- [Do this]: Copy out the entries below in full and exactly.

(Stored data)
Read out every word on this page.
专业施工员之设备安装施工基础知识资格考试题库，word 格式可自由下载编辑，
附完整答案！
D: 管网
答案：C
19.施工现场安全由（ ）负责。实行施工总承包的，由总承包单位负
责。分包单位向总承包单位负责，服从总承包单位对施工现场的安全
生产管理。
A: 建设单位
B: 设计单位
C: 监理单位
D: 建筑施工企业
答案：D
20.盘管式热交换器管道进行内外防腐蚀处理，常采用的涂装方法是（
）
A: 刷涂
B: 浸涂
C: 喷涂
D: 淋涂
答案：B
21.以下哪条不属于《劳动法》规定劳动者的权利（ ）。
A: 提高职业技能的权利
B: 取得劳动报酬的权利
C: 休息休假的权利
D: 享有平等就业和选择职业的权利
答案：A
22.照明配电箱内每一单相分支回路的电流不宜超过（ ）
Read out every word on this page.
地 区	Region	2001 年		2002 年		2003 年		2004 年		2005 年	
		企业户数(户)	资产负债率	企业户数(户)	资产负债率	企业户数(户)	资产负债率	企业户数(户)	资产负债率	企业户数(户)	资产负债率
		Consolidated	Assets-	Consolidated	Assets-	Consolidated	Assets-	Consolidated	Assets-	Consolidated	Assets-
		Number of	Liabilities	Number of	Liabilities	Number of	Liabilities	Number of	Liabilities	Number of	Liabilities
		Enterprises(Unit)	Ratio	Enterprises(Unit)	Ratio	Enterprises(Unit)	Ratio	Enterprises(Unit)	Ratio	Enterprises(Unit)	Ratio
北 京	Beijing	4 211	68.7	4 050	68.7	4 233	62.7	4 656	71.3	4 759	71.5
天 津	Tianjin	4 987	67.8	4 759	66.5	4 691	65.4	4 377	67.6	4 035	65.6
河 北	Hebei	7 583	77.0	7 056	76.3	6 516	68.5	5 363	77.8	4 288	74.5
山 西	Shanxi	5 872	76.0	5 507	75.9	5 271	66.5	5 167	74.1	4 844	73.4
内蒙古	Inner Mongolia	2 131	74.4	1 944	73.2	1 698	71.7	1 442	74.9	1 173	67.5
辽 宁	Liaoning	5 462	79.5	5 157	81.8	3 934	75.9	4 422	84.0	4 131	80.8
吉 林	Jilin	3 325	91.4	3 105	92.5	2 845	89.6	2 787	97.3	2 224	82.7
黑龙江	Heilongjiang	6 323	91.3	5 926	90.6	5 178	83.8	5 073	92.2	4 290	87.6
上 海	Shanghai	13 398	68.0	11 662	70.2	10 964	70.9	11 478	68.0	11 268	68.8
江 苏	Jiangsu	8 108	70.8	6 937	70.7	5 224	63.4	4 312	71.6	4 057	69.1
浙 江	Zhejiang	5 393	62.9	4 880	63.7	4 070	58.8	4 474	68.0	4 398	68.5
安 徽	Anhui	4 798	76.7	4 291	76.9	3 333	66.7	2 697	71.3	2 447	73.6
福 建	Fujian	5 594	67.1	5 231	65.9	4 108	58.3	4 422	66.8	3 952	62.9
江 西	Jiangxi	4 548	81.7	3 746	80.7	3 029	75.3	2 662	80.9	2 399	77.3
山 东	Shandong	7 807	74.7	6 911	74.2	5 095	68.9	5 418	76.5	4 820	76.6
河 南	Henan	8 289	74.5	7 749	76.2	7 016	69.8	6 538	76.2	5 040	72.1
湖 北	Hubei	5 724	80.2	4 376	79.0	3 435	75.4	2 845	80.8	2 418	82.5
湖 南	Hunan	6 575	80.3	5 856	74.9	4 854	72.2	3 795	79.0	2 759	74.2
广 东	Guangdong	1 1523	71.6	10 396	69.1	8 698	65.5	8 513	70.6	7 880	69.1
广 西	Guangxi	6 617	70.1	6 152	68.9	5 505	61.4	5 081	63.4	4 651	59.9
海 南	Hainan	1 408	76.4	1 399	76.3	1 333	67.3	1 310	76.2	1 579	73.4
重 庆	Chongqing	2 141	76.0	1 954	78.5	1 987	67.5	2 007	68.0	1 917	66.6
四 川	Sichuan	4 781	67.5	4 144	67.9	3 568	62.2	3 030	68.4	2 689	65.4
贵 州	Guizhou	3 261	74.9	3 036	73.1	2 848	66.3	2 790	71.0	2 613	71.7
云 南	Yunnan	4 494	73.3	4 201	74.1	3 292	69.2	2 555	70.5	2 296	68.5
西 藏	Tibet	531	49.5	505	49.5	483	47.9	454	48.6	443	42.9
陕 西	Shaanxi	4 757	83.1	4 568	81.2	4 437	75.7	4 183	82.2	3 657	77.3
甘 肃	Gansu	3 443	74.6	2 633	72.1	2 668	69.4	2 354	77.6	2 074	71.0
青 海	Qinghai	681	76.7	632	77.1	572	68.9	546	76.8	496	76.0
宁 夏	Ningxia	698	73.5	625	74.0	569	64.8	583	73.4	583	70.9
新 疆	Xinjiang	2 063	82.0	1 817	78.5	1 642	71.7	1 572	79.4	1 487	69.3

- [The answer]:
Read out every word on this page.
专业施工员之设备安装施工基础知识资格考试题库，word 格式可自由下载编辑，
附完整答案！
D: 管网
答案：C
19.施工现场安全由（ ）负责。实行施工总承包的，由总承包单位负
责。分包单位向总承包单位负责，服从总承包单位对施工现场的安全
生产管理。
A: 建设单位
B: 设计单位
C: 监理单位
D: 建筑施工企业
答案：D
20.盘管式热交换器管道进行内外防腐蚀处理，常采用的涂装方法是（
）
A: 刷涂
B: 浸涂
C: 喷涂
D: 淋涂
答案：B
21.以下哪条不属于《劳动法》规定劳动者的权利（ ）。
A: 提高职业技能的权利
B: 取得劳动报酬的权利
C: 休息休假的权利
D: 享有平等就业和选择职业的权利
答案：A
22.照明配电箱内每一单相分支回路的电流不宜超过（ ）
Read out every word on this page.
地 区	Region	2001 年		2002 年		2003 年		2004 年		2005 年	
		企业户数(户)	资产负债率	企业户数(户)	资产负债率	企业户数(户)	资产负债率	企业户数(户)	资产负债率	企业户数(户)	资产负债率
		Consolidated	Assets-	Consolidated	Assets-	Consolidated	Assets-	Consolidated	Assets-	Consolidated	Assets-
		Number of	Liabilities	Number of	Liabilities	Number of	Liabilities	Number of	Liabilities	Number of	Liabilities
		Enterprises(Unit)	Ratio	Enterprises(Unit)	Ratio	Enterprises(Unit)	Ratio	Enterprises(Unit)	Ratio	Enterprises(Unit)	Ratio
北 京	Beijing	4 211	68.7	4 050	68.7	4 233	62.7	4 656	71.3	4 759	71.5
天 津	Tianjin	4 987	67.8	4 759	66.5	4 691	65.4	4 377	67.6	4 035	65.6
河 北	Hebei	7 583	77.0	7 056	76.3	6 516	68.5	5 363	77.8	4 288	74.5
山 西	Shanxi	5 872	76.0	5 507	75.9	5 271	66.5	5 167	74.1	4 844	73.4
内蒙古	Inner Mongolia	2 131	74.4	1 944	73.2	1 698	71.7	1 442	74.9	1 173	67.5
辽 宁	Liaoning	5 462	79.5	5 157	81.8	3 934	75.9	4 422	84.0	4 131	80.8
吉 林	Jilin	3 325	91.4	3 105	92.5	2 845	89.6	2 787	97.3	2 224	82.7
黑龙江	Heilongjiang	6 323	91.3	5 926	90.6	5 178	83.8	5 073	92.2	4 290	87.6
上 海	Shanghai	13 398	68.0	11 662	70.2	10 964	70.9	11 478	68.0	11 268	68.8
江 苏	Jiangsu	8 108	70.8	6 937	70.7	5 224	63.4	4 312	71.6	4 057	69.1
浙 江	Zhejiang	5 393	62.9	4 880	63.7	4 070	58.8	4 474	68.0	4 398	68.5
安 徽	Anhui	4 798	76.7	4 291	76.9	3 333	66.7	2 697	71.3	2 447	73.6
福 建	Fujian	5 594	67.1	5 231	65.9	4 108	58.3	4 422	66.8	3 952	62.9
江 西	Jiangxi	4 548	81.7	3 746	80.7	3 029	75.3	2 662	80.9	2 399	77.3
山 东	Shandong	7 807	74.7	6 911	74.2	5 095	68.9	5 418	76.5	4 820	76.6
河 南	Henan	8 289	74.5	7 749	76.2	7 016	69.8	6 538	76.2	5 040	72.1
湖 北	Hubei	5 724	80.2	4 376	79.0	3 435	75.4	2 845	80.8	2 418	82.5
湖 南	Hunan	6 575	80.3	5 856	74.9	4 854	72.2	3 795	79.0	2 759	74.2
广 东	Guangdong	1 1523	71.6	10 396	69.1	8 698	65.5	8 513	70.6	7 880	69.1
广 西	Guangxi	6 617	70.1	6 152	68.9	5 505	61.4	5 081	63.4	4 651	59.9
海 南	Hainan	1 408	76.4	1 399	76.3	1 333	67.3	1 310	76.2	1 579	73.4
重 庆	Chongqing	2 141	76.0	1 954	78.5	1 987	67.5	2 007	68.0	1 917	66.6
四 川	Sichuan	4 781	67.5	4 144	67.9	3 568	62.2	3 030	68.4	2 689	65.4
贵 州	Guizhou	3 261	74.9	3 036	73.1	2 848	66.3	2 790	71.0	2 613	71.7
云 南	Yunnan	4 494	73.3	4 201	74.1	3 292	69.2	2 555	70.5	2 296	68.5
西 藏	Tibet	531	49.5	505	49.5	483	47.9	454	48.6	443	42.9
陕 西	Shaanxi	4 757	83.1	4 568	81.2	4 437	75.7	4 183	82.2	3 657	77.3
甘 肃	Gansu	3 443	74.6	2 633	72.1	2 668	69.4	2 354	77.6	2 074	71.0
青 海	Qinghai	681	76.7	632	77.1	572	68.9	546	76.8	496	76.0
宁 夏	Ningxia	698	73.5	625	74.0	569	64.8	583	73.4	583	70.9
新 疆	Xinjiang	2 063	82.0	1 817	78.5	1 642	71.7	1 572	79.4	1 487	69.3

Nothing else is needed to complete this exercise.